Written exercise> Copy the lines exactly, from the start of the records through the line containing "player-card: 3 [529, 92, 565, 156]", with both ends included.

Raw data>

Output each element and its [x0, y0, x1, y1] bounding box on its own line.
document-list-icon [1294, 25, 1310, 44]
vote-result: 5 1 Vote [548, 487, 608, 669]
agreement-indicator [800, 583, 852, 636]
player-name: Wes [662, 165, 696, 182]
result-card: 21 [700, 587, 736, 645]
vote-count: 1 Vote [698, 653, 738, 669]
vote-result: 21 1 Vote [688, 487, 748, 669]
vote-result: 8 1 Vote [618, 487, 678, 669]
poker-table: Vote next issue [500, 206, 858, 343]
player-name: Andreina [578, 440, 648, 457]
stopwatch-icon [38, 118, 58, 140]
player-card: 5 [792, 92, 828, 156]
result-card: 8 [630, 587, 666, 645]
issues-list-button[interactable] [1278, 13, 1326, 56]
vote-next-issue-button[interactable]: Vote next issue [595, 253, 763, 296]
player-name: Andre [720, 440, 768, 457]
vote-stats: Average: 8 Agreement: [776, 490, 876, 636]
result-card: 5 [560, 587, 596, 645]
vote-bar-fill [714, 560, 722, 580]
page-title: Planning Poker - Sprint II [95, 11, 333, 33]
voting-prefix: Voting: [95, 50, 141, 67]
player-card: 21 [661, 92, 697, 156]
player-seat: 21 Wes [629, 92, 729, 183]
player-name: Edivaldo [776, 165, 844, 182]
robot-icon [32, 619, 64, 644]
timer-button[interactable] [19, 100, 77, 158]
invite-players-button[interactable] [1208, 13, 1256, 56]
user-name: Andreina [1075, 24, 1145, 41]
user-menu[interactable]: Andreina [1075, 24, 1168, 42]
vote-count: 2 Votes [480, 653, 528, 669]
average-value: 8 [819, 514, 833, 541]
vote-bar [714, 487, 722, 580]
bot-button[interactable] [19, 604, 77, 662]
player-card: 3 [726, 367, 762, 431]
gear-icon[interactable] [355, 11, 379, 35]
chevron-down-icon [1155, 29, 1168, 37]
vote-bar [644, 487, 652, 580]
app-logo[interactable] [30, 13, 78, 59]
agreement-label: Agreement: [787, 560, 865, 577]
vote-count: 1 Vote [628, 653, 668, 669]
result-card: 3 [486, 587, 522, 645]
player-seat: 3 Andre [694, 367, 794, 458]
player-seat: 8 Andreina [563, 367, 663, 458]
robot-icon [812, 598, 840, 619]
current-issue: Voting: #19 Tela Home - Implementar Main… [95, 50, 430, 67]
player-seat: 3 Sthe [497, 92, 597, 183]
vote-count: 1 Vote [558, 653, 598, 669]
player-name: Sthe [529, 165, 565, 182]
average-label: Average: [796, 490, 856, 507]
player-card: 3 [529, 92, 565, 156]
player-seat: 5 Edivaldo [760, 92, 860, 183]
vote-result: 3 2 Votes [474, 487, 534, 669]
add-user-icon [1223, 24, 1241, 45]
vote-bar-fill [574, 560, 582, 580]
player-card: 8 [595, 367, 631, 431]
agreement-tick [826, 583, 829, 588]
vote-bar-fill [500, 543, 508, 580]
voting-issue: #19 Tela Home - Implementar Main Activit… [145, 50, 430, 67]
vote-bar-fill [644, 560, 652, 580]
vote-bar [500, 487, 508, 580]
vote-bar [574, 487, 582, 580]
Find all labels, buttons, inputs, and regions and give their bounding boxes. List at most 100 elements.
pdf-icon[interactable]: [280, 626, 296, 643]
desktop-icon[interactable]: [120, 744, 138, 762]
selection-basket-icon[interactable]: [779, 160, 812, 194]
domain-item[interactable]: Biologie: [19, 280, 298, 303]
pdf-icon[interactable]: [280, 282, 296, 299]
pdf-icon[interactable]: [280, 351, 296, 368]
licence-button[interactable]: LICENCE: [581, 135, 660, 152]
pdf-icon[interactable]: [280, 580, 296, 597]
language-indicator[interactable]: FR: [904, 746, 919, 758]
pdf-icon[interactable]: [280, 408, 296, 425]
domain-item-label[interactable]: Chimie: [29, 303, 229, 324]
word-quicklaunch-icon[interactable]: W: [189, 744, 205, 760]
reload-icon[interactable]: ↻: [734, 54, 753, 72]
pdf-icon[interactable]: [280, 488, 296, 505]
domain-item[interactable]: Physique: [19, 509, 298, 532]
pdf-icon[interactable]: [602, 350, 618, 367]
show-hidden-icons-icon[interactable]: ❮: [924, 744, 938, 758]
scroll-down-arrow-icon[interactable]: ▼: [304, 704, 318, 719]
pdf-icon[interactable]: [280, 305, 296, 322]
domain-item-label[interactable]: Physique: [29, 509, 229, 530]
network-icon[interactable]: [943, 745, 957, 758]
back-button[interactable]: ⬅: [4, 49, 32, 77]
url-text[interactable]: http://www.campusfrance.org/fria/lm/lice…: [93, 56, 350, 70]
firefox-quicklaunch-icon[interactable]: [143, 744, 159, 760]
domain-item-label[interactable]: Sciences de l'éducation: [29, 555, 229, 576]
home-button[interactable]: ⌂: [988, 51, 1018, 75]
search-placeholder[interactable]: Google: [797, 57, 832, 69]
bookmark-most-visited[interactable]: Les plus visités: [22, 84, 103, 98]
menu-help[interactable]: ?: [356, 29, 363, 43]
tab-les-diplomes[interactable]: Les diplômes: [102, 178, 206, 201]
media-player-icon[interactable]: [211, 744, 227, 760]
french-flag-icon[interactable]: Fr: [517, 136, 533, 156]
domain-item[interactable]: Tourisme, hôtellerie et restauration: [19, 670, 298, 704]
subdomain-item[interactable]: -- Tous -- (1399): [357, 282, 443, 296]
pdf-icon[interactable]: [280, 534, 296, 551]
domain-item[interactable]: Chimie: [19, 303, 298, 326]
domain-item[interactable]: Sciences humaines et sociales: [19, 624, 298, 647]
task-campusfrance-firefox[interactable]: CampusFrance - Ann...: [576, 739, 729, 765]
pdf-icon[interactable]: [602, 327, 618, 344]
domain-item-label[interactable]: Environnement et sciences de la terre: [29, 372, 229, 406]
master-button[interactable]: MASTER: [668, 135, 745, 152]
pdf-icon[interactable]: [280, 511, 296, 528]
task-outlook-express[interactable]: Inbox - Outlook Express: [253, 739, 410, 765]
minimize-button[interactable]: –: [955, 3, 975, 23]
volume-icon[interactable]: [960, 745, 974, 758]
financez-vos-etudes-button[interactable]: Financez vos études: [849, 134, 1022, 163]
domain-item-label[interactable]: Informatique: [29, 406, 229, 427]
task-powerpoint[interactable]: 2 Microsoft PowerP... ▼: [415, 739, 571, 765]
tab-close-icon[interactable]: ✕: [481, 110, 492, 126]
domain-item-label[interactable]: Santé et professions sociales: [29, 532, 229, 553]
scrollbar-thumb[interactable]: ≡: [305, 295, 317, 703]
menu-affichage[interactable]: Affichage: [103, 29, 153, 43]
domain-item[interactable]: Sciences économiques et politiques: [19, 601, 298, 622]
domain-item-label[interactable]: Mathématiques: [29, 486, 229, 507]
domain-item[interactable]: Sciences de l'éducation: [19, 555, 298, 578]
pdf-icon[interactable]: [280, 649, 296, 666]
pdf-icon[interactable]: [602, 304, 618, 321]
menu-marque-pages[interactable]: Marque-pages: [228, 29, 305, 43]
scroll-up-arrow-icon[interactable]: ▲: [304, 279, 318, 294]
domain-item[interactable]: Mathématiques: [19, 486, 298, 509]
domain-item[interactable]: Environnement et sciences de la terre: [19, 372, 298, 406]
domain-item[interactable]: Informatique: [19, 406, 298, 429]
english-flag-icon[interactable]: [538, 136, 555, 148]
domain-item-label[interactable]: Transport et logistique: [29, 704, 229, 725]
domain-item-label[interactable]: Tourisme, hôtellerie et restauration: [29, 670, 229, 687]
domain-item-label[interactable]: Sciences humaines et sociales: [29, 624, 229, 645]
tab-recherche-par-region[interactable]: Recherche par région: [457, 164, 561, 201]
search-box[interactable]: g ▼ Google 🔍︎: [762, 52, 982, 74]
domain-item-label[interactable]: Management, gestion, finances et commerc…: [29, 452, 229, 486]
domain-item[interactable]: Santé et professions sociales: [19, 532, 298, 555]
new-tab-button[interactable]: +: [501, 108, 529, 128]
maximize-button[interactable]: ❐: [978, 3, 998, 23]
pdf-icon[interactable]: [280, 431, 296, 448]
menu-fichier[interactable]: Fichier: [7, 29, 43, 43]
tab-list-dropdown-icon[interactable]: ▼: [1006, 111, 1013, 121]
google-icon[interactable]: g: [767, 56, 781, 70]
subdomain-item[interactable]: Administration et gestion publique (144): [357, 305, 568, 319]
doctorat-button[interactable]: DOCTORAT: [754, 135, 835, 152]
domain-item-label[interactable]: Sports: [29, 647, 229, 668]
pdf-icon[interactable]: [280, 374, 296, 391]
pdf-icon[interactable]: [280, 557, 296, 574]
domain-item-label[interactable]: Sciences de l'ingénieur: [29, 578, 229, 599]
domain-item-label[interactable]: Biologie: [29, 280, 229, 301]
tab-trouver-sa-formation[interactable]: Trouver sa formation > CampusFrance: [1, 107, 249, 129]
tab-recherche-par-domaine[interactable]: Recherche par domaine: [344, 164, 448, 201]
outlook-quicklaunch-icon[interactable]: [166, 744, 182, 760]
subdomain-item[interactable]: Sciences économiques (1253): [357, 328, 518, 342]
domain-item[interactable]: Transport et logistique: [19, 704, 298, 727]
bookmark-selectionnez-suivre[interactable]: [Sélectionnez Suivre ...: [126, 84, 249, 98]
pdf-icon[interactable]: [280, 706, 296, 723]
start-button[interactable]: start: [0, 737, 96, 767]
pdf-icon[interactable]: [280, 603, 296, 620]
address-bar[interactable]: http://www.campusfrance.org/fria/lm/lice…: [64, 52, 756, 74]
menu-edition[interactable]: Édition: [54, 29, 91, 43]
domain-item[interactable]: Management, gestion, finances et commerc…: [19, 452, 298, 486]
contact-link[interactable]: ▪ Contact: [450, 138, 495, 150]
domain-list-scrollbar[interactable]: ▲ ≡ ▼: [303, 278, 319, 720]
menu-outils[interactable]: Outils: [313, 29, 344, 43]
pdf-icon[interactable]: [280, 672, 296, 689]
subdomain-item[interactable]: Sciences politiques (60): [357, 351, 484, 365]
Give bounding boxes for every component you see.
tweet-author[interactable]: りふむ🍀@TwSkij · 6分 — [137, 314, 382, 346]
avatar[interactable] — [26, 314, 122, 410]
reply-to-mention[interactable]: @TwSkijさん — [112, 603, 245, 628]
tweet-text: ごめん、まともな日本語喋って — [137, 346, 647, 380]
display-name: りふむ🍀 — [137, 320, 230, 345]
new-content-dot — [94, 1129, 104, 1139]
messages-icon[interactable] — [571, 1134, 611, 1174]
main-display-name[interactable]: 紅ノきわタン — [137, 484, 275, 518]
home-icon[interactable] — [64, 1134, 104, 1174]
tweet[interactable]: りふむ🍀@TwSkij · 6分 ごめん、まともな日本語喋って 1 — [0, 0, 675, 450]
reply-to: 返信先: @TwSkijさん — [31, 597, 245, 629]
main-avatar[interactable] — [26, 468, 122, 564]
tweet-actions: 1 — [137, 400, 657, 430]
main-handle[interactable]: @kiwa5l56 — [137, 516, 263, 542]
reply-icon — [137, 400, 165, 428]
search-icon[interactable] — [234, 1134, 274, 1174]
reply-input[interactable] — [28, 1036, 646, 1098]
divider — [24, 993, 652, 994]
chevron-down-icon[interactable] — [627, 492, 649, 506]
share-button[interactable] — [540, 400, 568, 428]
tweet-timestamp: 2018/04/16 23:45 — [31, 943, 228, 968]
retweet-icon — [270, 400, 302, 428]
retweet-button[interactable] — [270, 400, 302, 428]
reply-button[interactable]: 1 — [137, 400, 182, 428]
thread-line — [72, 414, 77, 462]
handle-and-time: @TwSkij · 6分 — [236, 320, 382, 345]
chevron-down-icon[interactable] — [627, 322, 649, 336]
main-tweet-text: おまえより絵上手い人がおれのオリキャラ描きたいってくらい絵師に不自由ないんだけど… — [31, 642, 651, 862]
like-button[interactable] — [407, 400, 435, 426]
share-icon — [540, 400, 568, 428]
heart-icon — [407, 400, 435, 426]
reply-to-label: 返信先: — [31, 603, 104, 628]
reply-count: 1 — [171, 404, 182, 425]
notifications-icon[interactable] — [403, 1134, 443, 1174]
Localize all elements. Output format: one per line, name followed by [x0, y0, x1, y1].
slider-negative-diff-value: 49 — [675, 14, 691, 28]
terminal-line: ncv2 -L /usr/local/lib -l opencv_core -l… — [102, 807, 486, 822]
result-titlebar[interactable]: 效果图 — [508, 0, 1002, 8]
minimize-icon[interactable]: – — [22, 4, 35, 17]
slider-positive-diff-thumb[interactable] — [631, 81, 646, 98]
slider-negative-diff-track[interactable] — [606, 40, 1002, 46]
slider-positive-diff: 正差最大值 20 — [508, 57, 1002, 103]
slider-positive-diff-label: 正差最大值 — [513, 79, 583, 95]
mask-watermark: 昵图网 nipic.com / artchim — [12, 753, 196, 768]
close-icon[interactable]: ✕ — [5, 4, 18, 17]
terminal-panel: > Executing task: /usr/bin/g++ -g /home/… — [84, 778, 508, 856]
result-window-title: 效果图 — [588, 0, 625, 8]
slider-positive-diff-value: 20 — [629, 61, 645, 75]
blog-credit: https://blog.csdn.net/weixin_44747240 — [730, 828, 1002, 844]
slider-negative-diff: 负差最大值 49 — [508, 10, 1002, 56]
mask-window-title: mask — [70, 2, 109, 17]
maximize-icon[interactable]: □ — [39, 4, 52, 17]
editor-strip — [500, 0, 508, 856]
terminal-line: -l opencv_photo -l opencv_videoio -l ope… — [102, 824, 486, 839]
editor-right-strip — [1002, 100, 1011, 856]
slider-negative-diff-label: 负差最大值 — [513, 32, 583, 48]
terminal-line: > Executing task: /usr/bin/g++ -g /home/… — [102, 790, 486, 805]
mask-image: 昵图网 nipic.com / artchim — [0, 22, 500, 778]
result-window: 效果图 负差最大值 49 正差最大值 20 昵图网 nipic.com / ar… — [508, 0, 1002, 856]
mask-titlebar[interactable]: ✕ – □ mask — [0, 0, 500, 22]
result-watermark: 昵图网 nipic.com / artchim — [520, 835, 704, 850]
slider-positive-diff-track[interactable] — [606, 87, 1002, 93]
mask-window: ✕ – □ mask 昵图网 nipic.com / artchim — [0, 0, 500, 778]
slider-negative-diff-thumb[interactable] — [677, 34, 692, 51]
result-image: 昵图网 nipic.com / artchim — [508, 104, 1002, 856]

Output of the task>
Output each element and its [x0, y0, x1, y1] bounding box on its own line.
document-list-icon [1294, 25, 1310, 44]
vote-result: 5 1 Vote [548, 487, 608, 669]
agreement-indicator [800, 583, 852, 636]
player-name: Wes [662, 165, 696, 182]
result-card: 21 [700, 587, 736, 645]
vote-count: 1 Vote [698, 653, 738, 669]
vote-result: 21 1 Vote [688, 487, 748, 669]
vote-result: 8 1 Vote [618, 487, 678, 669]
poker-table: Vote next issue [500, 206, 858, 343]
player-name: Andreina [578, 440, 648, 457]
stopwatch-icon [38, 118, 58, 140]
player-card: 5 [792, 92, 828, 156]
result-card: 8 [630, 587, 666, 645]
issues-list-button[interactable] [1278, 13, 1326, 56]
vote-next-issue-button[interactable]: Vote next issue [595, 253, 763, 296]
player-name: Andre [720, 440, 768, 457]
vote-stats: Average: 8 Agreement: [776, 490, 876, 636]
result-card: 5 [560, 587, 596, 645]
vote-bar-fill [714, 560, 722, 580]
page-title: Planning Poker - Sprint II [95, 11, 333, 33]
voting-prefix: Voting: [95, 50, 141, 67]
player-card: 21 [661, 92, 697, 156]
player-seat: 21 Wes [629, 92, 729, 183]
player-name: Edivaldo [776, 165, 844, 182]
robot-icon [32, 619, 64, 644]
timer-button[interactable] [19, 100, 77, 158]
invite-players-button[interactable] [1208, 13, 1256, 56]
user-name: Andreina [1075, 24, 1145, 41]
user-menu[interactable]: Andreina [1075, 24, 1168, 42]
vote-count: 2 Votes [480, 653, 528, 669]
average-value: 8 [819, 514, 833, 541]
vote-bar [714, 487, 722, 580]
bot-button[interactable] [19, 604, 77, 662]
player-card: 3 [726, 367, 762, 431]
gear-icon[interactable] [355, 11, 379, 35]
chevron-down-icon [1155, 29, 1168, 37]
vote-bar [644, 487, 652, 580]
app-logo[interactable] [30, 13, 78, 59]
agreement-label: Agreement: [787, 560, 865, 577]
vote-count: 1 Vote [628, 653, 668, 669]
result-card: 3 [486, 587, 522, 645]
player-seat: 3 Andre [694, 367, 794, 458]
player-seat: 8 Andreina [563, 367, 663, 458]
robot-icon [812, 598, 840, 619]
current-issue: Voting: #19 Tela Home - Implementar Main… [95, 50, 430, 67]
player-seat: 3 Sthe [497, 92, 597, 183]
vote-count: 1 Vote [558, 653, 598, 669]
player-name: Sthe [529, 165, 565, 182]
average-label: Average: [796, 490, 856, 507]
player-card: 3 [529, 92, 565, 156]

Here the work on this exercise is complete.